● Exercise objective: Leaving out all images, write out the records that follow exactly.

Stored records:
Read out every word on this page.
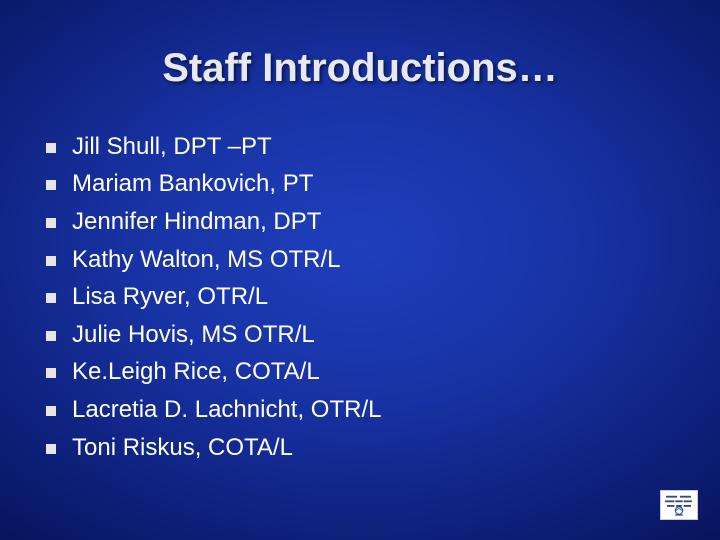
Staff Introductions…
Jill Shull, DPT –PT
Mariam Bankovich, PT
Jennifer Hindman, DPT
Kathy Walton, MS OTR/L
Lisa Ryver, OTR/L
Julie Hovis, MS OTR/L
Ke.Leigh Rice, COTA/L
Lacretia D. Lachnicht, OTR/L
Toni Riskus, COTA/L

● Task solution:
Read out every word on this page.
Staff Introductions…
Jill Shull, DPT –PT
Mariam Bankovich, PT
Jennifer Hindman, DPT
Kathy Walton, MS OTR/L
Lisa Ryver, OTR/L
Julie Hovis, MS OTR/L
Ke.Leigh Rice, COTA/L
Lacretia D. Lachnicht, OTR/L
Toni Riskus, COTA/L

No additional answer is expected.